### AIM OF THE TASK
Find each line with the word "Head" and say how many there are, nothing else.

Items from a data source:
###
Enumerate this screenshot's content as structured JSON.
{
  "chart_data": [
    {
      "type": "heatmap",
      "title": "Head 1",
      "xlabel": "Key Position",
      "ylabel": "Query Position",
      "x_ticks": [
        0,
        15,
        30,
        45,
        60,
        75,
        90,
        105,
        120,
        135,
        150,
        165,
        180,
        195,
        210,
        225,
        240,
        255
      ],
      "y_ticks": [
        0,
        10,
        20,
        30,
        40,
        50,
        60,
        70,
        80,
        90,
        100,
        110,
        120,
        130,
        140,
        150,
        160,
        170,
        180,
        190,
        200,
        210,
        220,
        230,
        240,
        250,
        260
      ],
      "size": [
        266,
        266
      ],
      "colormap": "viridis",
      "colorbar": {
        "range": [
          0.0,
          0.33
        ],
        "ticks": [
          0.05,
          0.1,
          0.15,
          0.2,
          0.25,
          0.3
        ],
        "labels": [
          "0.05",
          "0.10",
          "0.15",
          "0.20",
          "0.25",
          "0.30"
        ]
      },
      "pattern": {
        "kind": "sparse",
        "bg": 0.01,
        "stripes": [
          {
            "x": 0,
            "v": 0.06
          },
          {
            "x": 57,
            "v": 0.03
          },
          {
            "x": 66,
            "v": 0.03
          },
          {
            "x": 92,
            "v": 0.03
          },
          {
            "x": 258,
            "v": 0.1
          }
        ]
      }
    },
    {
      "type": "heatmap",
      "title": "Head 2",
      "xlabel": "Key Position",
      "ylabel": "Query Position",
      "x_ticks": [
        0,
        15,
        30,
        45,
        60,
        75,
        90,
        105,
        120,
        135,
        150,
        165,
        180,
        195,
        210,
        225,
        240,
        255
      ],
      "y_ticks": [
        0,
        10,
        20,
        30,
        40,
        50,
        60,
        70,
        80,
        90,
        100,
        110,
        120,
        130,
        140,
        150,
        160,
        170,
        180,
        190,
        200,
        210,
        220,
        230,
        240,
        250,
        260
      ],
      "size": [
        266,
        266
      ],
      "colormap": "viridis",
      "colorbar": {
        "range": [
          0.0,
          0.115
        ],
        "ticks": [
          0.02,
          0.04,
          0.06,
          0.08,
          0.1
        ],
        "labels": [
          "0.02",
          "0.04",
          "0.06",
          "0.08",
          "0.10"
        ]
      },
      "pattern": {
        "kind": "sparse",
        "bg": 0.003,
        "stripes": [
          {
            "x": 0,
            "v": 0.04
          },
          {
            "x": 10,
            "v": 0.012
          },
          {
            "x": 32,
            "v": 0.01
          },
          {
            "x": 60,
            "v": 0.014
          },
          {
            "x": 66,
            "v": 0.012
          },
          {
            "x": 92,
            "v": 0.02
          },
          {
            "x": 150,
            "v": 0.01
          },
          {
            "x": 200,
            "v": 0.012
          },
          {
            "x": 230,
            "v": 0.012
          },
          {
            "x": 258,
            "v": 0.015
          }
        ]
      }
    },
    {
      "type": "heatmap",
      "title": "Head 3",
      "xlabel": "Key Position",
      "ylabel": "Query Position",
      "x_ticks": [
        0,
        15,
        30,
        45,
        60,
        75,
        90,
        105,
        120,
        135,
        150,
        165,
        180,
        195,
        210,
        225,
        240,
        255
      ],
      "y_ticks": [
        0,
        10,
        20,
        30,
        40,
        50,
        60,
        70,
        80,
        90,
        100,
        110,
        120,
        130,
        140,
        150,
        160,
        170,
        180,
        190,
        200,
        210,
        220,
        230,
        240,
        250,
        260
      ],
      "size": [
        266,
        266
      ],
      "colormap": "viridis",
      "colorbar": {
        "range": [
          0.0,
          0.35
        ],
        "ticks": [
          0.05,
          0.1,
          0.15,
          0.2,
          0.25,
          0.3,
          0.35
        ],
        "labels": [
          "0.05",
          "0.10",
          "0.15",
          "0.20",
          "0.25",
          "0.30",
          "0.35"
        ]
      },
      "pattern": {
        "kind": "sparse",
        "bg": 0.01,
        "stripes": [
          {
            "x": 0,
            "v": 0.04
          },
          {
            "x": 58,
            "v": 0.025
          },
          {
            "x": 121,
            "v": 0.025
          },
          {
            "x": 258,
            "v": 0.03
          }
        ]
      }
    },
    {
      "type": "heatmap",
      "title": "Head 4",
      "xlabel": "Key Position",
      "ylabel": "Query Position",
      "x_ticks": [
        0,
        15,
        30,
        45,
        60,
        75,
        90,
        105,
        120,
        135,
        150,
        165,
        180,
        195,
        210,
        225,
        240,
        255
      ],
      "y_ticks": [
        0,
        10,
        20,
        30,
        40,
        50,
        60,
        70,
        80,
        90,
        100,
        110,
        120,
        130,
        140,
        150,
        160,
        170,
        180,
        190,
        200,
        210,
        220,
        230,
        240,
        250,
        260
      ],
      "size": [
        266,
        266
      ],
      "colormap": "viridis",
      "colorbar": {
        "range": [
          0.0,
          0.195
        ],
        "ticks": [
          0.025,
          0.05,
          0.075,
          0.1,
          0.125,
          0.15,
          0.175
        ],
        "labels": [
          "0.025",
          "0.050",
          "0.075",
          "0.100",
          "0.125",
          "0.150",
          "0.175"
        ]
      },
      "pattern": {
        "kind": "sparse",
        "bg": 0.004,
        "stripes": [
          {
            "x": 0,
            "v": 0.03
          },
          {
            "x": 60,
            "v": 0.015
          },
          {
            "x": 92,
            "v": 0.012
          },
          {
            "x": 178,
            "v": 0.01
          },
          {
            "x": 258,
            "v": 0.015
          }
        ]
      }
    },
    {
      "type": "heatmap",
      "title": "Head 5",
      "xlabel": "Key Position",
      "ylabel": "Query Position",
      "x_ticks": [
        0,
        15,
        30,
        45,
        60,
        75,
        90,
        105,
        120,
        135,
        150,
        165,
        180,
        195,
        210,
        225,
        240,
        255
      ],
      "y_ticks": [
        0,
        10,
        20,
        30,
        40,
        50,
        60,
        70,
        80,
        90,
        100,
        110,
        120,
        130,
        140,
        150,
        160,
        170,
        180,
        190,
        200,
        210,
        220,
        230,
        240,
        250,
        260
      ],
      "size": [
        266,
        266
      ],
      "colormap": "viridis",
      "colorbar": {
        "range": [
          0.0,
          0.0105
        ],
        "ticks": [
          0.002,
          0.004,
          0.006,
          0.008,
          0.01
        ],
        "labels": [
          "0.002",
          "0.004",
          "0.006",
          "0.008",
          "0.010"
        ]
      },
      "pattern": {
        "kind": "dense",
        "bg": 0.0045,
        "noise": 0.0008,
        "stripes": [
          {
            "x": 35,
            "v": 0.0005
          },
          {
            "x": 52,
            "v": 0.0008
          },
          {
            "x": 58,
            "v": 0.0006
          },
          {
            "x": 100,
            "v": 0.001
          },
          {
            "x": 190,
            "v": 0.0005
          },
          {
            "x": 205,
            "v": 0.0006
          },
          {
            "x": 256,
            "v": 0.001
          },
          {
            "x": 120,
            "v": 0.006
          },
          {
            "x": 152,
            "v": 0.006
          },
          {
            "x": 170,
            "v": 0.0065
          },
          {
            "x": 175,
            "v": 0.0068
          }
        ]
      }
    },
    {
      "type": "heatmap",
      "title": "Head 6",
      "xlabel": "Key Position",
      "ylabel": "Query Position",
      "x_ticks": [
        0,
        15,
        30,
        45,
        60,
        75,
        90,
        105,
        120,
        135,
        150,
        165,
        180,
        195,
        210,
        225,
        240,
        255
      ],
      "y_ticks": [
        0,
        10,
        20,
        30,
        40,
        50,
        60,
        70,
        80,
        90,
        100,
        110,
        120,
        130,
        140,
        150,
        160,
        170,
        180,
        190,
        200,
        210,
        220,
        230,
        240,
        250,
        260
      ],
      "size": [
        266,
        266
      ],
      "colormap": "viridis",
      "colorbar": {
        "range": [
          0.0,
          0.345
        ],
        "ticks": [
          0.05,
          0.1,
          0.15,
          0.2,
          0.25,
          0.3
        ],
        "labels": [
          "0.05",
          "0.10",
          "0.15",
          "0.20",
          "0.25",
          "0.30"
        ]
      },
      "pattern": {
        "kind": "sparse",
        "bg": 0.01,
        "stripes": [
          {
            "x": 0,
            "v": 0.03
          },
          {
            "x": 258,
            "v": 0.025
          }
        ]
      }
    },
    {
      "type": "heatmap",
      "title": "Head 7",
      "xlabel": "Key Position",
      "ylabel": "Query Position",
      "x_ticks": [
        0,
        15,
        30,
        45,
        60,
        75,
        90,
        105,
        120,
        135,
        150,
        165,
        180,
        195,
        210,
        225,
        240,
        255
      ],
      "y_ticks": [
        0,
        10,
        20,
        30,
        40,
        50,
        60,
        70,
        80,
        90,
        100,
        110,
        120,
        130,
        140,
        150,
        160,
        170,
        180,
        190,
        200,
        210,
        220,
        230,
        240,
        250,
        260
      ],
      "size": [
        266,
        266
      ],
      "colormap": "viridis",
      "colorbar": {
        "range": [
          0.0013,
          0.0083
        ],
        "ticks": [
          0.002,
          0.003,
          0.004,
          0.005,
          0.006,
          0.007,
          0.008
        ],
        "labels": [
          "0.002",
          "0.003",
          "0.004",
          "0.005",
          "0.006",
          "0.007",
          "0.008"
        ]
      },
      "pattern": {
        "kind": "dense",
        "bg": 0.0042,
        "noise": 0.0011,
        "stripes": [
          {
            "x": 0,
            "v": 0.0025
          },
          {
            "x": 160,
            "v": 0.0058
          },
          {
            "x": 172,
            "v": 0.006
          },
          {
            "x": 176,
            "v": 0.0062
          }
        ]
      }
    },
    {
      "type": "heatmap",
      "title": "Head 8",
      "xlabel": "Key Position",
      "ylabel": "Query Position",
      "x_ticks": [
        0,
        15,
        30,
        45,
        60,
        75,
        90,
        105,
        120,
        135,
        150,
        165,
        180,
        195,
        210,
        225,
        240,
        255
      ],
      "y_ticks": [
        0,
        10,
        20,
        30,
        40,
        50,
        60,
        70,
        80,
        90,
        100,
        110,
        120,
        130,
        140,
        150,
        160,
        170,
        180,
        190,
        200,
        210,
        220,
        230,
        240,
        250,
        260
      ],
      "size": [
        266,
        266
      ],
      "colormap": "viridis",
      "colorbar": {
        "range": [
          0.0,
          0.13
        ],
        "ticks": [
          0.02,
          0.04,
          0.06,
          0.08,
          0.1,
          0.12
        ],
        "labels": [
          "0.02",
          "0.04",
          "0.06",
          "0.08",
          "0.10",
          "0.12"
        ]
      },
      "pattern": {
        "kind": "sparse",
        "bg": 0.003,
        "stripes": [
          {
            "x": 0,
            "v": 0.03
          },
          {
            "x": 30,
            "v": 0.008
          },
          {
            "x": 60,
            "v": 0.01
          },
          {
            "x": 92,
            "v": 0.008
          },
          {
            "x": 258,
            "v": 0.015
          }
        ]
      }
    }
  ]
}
###
### ANSWER FOR THIS EXERCISE
8